#### [REQUIRED WORK]
1. In the NCISM regulation text, what is the typical length of undergraduate programs?
2. Continue the NCISM regulation text from its final line.

#### [QUOTED PASSAGE]
· · ·
5) Regulatory Instruments

  • Regulations/Guidelines on:

    • Minimum standards for UG/PG/SS programs

    • Curriculum and competencies; internship frameworks

    • Teacher qualifications and promotions

    • Institution establishment/seat enhancement norms

    • Hospital and pharmacy infrastructure benchmarks

    • Research ethics and clinical trial conduct in ISM

    • Professional conduct, ethics, and discipline

    • National/State Register integration and CPD

  • Notifications and advisories on transition timelines from CCIM-era compliances to NCISM standards.

6) Admissions, Courses, and Training Pathways

Undergraduate (4.5 years + 1-year internship typically):

  • BAMS (Ayurveda)

  • BUMS (Unani)

  • BSMS (Siddha)

  • BSRMS/BSR (Sowa-Rigpa, where notified)

Postgraduate and Super-specialty:

  • MD/MS in clinical and non-clinical disciplines (e.g., Kayachikitsa, Shalya, Shalakya, Dravyaguna, Rasashastra, Ilaj-bit-Tadbeer, Maruthuvam)

  • Diplomas/Fellowships where recognized

  • Doctoral programs through universities following NCISM-aligned standards

Training emphasis:

  • Classical textual study, Nadi/Prakriti assessment, Kriyasharira, Rachana Sharira, Dravyaguna, Rasashastra & Bhaishajya Kalpana, Ilaj-bit-Tadbeer, Siddha Gunapadam, Sowa-Rigpa materia medica

  • Hospital rotations, Panchakarma/Regimen therapy, pharmacy/hospital management, community postings

  • Evidence-based practice, research methods, biostatistics, ethics

7) Oversight of Institutions and Quality Metrics

  • Mandatory attached teaching hospital with defined bed strength, OPD/IPD load, and specialty clinics.
· · ·
#### [ENTRIES SUPPLIED]
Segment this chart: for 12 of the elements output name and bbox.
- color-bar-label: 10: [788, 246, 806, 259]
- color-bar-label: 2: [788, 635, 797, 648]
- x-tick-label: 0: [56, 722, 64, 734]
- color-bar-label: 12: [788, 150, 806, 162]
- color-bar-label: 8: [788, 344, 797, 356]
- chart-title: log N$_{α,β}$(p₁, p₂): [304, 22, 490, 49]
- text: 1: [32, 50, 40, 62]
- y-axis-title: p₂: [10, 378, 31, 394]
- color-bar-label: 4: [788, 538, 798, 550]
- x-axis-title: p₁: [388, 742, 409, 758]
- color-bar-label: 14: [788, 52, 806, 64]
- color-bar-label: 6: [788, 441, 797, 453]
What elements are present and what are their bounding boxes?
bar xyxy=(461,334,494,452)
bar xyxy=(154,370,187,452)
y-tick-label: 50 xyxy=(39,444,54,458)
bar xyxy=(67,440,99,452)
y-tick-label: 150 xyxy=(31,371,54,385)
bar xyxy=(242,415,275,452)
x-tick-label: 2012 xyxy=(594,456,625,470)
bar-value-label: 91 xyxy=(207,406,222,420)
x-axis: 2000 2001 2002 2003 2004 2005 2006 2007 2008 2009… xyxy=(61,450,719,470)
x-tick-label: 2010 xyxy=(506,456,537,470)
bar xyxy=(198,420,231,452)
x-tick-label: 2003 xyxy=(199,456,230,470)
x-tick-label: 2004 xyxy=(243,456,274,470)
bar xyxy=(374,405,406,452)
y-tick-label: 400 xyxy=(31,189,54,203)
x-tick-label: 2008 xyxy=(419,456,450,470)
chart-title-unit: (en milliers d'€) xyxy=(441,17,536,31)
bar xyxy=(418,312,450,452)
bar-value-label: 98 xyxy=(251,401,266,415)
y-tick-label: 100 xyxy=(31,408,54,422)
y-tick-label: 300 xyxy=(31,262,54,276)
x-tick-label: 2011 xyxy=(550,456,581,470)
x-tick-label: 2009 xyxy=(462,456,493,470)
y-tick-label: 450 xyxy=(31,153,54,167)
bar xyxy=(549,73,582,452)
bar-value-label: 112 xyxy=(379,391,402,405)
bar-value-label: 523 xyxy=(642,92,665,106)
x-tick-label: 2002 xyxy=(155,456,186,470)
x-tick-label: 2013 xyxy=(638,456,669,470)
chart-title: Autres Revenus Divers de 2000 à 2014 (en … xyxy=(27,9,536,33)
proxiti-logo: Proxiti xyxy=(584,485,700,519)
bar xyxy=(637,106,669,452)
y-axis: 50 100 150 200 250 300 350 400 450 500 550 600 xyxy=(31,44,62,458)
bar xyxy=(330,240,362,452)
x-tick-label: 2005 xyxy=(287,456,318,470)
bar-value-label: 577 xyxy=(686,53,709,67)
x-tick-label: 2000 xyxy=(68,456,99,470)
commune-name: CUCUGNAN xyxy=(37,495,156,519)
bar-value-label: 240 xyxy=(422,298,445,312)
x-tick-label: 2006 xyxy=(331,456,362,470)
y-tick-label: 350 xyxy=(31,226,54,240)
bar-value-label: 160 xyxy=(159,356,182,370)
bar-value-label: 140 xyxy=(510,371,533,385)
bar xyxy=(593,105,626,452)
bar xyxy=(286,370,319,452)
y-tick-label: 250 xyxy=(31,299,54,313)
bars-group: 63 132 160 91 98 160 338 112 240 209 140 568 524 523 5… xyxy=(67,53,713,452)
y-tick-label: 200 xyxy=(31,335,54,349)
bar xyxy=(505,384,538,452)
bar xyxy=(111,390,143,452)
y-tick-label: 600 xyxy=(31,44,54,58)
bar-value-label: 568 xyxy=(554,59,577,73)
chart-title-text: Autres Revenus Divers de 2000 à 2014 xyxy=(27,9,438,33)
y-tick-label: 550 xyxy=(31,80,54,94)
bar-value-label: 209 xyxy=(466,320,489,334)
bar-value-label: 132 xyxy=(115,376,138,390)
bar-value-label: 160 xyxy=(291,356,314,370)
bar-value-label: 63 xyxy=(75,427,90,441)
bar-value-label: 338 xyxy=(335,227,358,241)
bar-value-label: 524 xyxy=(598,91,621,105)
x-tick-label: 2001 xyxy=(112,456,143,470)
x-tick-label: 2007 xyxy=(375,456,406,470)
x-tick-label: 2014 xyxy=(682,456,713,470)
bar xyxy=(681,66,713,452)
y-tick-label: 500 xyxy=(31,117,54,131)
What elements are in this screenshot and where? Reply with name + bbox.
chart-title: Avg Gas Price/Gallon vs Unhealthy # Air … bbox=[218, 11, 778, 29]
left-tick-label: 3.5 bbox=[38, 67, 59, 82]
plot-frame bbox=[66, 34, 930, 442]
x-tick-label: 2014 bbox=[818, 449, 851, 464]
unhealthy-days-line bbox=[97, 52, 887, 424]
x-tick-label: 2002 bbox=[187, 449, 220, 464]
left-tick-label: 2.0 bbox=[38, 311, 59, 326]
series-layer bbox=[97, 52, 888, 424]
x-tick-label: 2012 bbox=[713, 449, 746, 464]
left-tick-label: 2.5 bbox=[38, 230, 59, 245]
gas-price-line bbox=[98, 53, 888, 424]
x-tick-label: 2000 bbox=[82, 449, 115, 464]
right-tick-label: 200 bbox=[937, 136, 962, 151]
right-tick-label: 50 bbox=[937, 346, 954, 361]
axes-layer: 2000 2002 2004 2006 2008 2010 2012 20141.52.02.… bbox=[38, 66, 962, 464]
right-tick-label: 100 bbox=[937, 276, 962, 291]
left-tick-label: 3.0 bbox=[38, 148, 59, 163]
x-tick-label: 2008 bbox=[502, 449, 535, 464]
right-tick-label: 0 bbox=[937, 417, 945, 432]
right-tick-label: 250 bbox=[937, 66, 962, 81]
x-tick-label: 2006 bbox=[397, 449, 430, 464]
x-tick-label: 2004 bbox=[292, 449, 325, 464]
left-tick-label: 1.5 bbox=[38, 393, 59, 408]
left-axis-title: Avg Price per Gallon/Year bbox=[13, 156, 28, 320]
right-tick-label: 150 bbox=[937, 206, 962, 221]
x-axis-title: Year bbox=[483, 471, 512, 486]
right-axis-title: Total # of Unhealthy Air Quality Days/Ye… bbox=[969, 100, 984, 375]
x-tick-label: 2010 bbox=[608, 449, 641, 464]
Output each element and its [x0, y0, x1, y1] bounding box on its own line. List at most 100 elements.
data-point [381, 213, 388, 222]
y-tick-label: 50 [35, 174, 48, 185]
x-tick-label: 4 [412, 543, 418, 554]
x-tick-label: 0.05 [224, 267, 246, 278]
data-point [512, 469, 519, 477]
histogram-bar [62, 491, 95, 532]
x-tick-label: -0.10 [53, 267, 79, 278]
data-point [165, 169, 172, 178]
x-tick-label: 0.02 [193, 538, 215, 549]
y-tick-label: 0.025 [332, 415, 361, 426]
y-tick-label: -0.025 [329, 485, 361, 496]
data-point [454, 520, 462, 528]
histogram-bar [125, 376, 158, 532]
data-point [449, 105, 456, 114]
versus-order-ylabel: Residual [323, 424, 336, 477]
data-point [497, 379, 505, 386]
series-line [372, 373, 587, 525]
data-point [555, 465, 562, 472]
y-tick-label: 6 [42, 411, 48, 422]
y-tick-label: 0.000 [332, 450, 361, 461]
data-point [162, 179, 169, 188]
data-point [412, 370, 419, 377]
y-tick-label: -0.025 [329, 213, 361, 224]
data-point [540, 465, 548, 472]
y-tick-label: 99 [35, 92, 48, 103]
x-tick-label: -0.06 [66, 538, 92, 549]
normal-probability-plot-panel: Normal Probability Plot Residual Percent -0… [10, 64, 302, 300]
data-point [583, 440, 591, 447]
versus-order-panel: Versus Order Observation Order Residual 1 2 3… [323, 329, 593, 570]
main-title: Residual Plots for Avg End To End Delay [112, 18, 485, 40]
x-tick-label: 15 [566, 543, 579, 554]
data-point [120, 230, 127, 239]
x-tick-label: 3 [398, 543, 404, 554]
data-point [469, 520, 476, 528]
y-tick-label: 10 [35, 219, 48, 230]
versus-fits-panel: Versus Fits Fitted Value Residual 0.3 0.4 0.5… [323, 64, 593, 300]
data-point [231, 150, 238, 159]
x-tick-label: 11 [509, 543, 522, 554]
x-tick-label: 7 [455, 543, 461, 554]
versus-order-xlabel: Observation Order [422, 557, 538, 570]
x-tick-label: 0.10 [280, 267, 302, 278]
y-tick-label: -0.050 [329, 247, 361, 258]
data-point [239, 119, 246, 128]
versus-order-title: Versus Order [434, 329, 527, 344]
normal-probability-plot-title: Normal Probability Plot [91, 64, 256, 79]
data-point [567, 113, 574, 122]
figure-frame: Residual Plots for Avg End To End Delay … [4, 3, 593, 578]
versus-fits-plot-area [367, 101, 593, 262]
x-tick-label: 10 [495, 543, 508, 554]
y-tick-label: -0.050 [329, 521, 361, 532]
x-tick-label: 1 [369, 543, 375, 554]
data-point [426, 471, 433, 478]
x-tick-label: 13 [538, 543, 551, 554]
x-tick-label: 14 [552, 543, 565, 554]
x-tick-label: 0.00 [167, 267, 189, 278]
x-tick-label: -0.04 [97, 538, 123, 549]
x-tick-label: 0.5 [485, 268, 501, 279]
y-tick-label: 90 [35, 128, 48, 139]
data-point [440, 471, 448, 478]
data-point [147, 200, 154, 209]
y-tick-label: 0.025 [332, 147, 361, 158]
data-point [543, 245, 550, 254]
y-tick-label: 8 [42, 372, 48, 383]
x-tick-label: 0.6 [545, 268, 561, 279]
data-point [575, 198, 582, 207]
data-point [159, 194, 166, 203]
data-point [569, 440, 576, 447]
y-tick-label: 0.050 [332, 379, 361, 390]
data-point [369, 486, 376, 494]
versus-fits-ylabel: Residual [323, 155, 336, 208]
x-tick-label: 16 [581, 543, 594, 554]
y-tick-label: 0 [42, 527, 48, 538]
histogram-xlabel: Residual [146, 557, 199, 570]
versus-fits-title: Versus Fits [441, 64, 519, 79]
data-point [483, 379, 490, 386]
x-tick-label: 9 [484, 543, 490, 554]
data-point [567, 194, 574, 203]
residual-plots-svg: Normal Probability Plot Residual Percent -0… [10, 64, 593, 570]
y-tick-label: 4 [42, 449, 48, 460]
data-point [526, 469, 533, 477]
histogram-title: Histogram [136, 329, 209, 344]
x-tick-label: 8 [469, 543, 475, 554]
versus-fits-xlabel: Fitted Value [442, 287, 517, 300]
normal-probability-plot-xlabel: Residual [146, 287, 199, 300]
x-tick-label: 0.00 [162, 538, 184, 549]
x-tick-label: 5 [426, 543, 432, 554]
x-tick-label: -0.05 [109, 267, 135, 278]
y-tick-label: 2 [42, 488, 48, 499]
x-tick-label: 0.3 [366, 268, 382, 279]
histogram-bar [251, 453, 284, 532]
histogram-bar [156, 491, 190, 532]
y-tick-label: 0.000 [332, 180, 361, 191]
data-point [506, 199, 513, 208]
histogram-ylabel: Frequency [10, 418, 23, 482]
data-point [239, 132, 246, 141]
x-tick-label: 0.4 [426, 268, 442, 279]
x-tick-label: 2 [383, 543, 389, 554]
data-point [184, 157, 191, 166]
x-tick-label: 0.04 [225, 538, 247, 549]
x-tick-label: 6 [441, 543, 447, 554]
· · ·
#### [RESULTS OF THE TASKS]
1. 4.5 years plus a 1-year internship.

2.
  • Herbal gardens, crude drug museums, pharmacies, quality control labs, and diagnostic facilities.

  • E-library, simulation labs (where applicable), and digital records.

  • Continuous assessment through surprise inspections, self-assessment returns, and outcome indicators.

  • Student feedback mechanisms and grievance redressal at college/university/regulator levels.

8) Ethics, Practice, and Inter-System Standards

  • Professional conduct: prohibition of misleading claims, mandatory display of qualifications and registration number.

  • Referral and co-management guidelines to ensure patient safety in cross-referrals with modern medicine where institutional protocols exist.

  • Emphasis on rational prescription, avoidance of spurious or adulterated drugs, and patient informed consent.

  • Encouragement of standard treatment guidelines grounded in classical literature and contemporary evidence.

9) Coordination with Other Bodies

  • Ministry of AYUSH: policy, budget, and programmatic integration (e.g., National AYUSH Mission).

  • PCIM&H: pharmacopeial standards, monographs, quality norms for ASU&S drugs.

  • Research councils (CCRAS, CCRUM, CCRS): clinical trials, metanalyses, validation studies.

  • Universities/NAAC/NIRF: academic audits, institutional rankings.

  • NABH/NABL: clinical and laboratory accreditation for AYUSH hospitals/labs.

10) Reforms and Impact Areas

  • Merit-based admissions via NEET and standardized PG entry improved transparency.

  • Uniform curricula and teacher norms raising academic rigor.

  • Rating of colleges fosters competition and student-informed choices.

  • National Register streamlines practitioner verification and mobility.

  • Better alignment with public health programs and AYUSH HWCs.

  • Progressive integration of EBM principles: outcome audits, clinical documentation, and research capacity-building.

11) Challenges and Ongoing Priorities

  • Ensuring adequate patient load and clinical material across all colleges for meaningful training.

  • Faculty shortages and the need for robust teacher development and retention.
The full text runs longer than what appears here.